-- Start GIVEN INFORMATION --
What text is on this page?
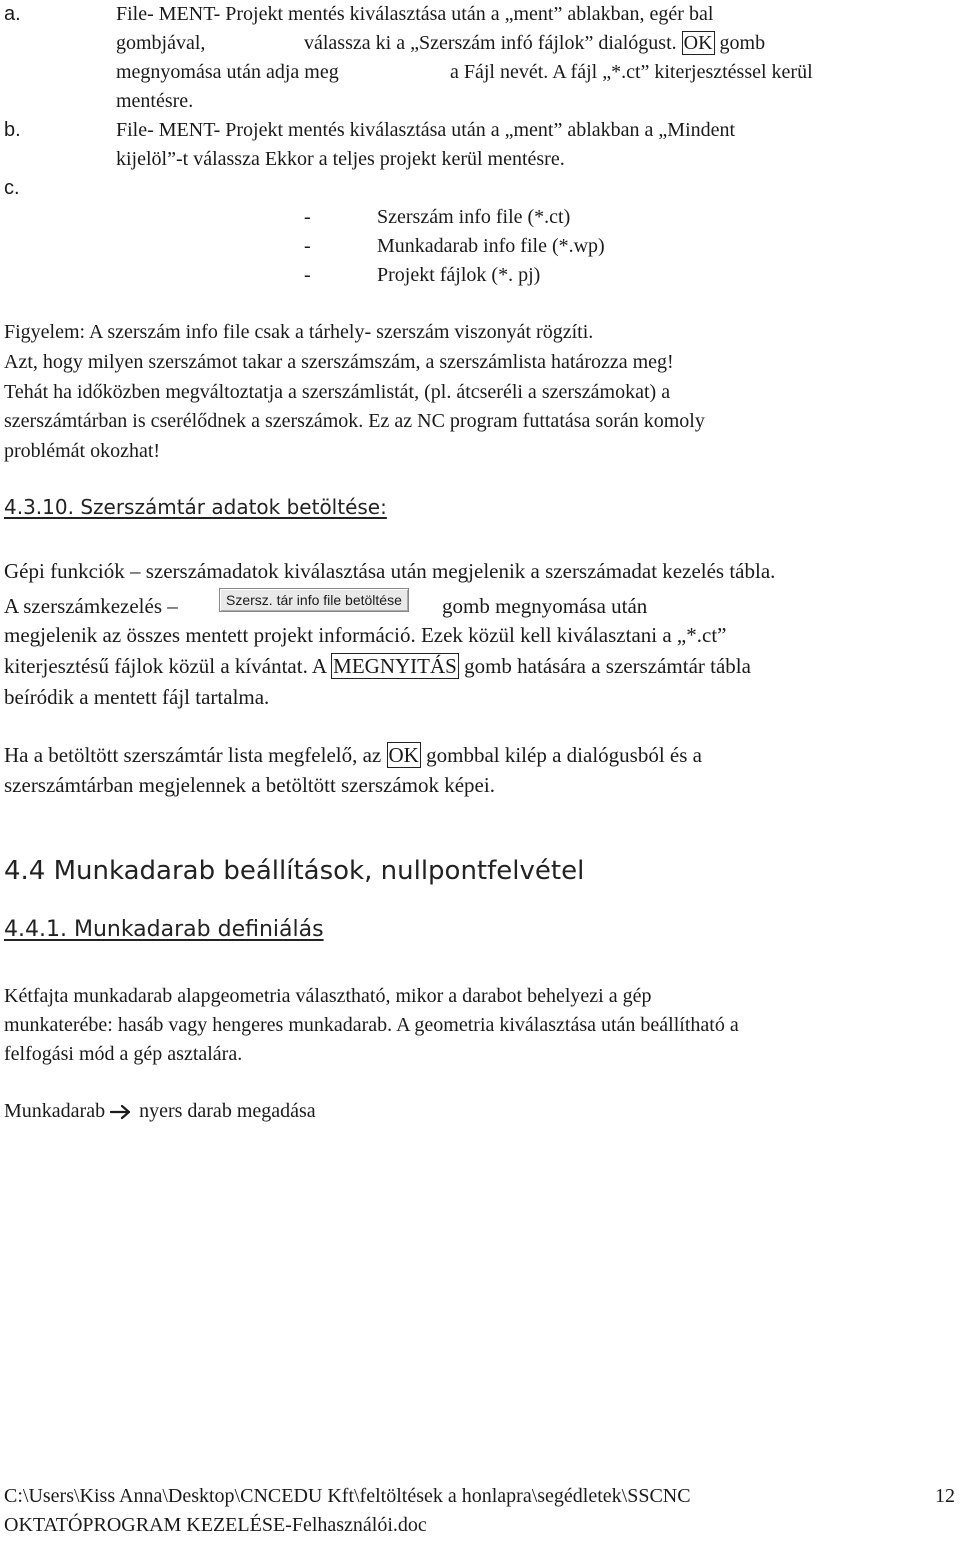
a.	File- MENT- Projekt mentés kiválasztása után a „ment” ablakban, egér bal
gombjával,	válassza ki a „Szerszám infó fájlok” dialógust. OK gomb
megnyomása után adja meg	a Fájl nevét. A fájl „*.ct” kiterjesztéssel kerül
mentésre.
b.	File- MENT- Projekt mentés kiválasztása után a „ment” ablakban a „Mindent
kijelöl”-t válassza Ekkor a teljes projekt kerül mentésre.
c.
-	Szerszám info file (*.ct)
-	Munkadarab info file (*.wp)
-	Projekt fájlok (*. pj)
Figyelem: A szerszám info file csak a tárhely- szerszám viszonyát rögzíti.
Azt, hogy milyen szerszámot takar a szerszámszám, a szerszámlista határozza meg!
Tehát ha időközben megváltoztatja a szerszámlistát, (pl. átcseréli a szerszámokat) a
szerszámtárban is cserélődnek a szerszámok. Ez az NC program futtatása során komoly
problémát okozhat!
4.3.10. Szerszámtár adatok betöltése:
Gépi funkciók – szerszámadatok kiválasztása után megjelenik a szerszámadat kezelés tábla.
A szerszámkezelés –	Szersz. tár info file betöltése	gomb megnyomása után
megjelenik az összes mentett projekt információ. Ezek közül kell kiválasztani a „*.ct”
kiterjesztésű fájlok közül a kívántat. A MEGNYITÁS gomb hatására a szerszámtár tábla
beíródik a mentett fájl tartalma.
Ha a betöltött szerszámtár lista megfelelő, az OK gombbal kilép a dialógusból és a
szerszámtárban megjelennek a betöltött szerszámok képei.
4.4 Munkadarab beállítások, nullpontfelvétel
4.4.1. Munkadarab definiálás
Kétfajta munkadarab alapgeometria választható, mikor a darabot behelyezi a gép
munkaterébe: hasáb vagy hengeres munkadarab. A geometria kiválasztása után beállítható a
felfogási mód a gép asztalára.
Munkadarab nyers darab megadása
C:\Users\Kiss Anna\Desktop\CNCEDU Kft\feltöltések a honlapra\segédletek\SSCNC
OKTATÓPROGRAM KEZELÉSE-Felhasználói.doc
12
-- End GIVEN INFORMATION --
INSTRUCTION:
Every line above should be repeated exactly; pictures stay out of the copy.

SOLUTION:
What text is on this page?
a.	File- MENT- Projekt mentés kiválasztása után a „ment” ablakban, egér bal
gombjával,	válassza ki a „Szerszám infó fájlok” dialógust. OK gomb
megnyomása után adja meg	a Fájl nevét. A fájl „*.ct” kiterjesztéssel kerül
mentésre.
b.	File- MENT- Projekt mentés kiválasztása után a „ment” ablakban a „Mindent
kijelöl”-t válassza Ekkor a teljes projekt kerül mentésre.
c.
-	Szerszám info file (*.ct)
-	Munkadarab info file (*.wp)
-	Projekt fájlok (*. pj)
Figyelem: A szerszám info file csak a tárhely- szerszám viszonyát rögzíti.
Azt, hogy milyen szerszámot takar a szerszámszám, a szerszámlista határozza meg!
Tehát ha időközben megváltoztatja a szerszámlistát, (pl. átcseréli a szerszámokat) a
szerszámtárban is cserélődnek a szerszámok. Ez az NC program futtatása során komoly
problémát okozhat!
4.3.10. Szerszámtár adatok betöltése:
Gépi funkciók – szerszámadatok kiválasztása után megjelenik a szerszámadat kezelés tábla.
A szerszámkezelés –	Szersz. tár info file betöltése	gomb megnyomása után
megjelenik az összes mentett projekt információ. Ezek közül kell kiválasztani a „*.ct”
kiterjesztésű fájlok közül a kívántat. A MEGNYITÁS gomb hatására a szerszámtár tábla
beíródik a mentett fájl tartalma.
Ha a betöltött szerszámtár lista megfelelő, az OK gombbal kilép a dialógusból és a
szerszámtárban megjelennek a betöltött szerszámok képei.
4.4 Munkadarab beállítások, nullpontfelvétel
4.4.1. Munkadarab definiálás
Kétfajta munkadarab alapgeometria választható, mikor a darabot behelyezi a gép
munkaterébe: hasáb vagy hengeres munkadarab. A geometria kiválasztása után beállítható a
felfogási mód a gép asztalára.
Munkadarab nyers darab megadása
C:\Users\Kiss Anna\Desktop\CNCEDU Kft\feltöltések a honlapra\segédletek\SSCNC
OKTATÓPROGRAM KEZELÉSE-Felhasználói.doc
12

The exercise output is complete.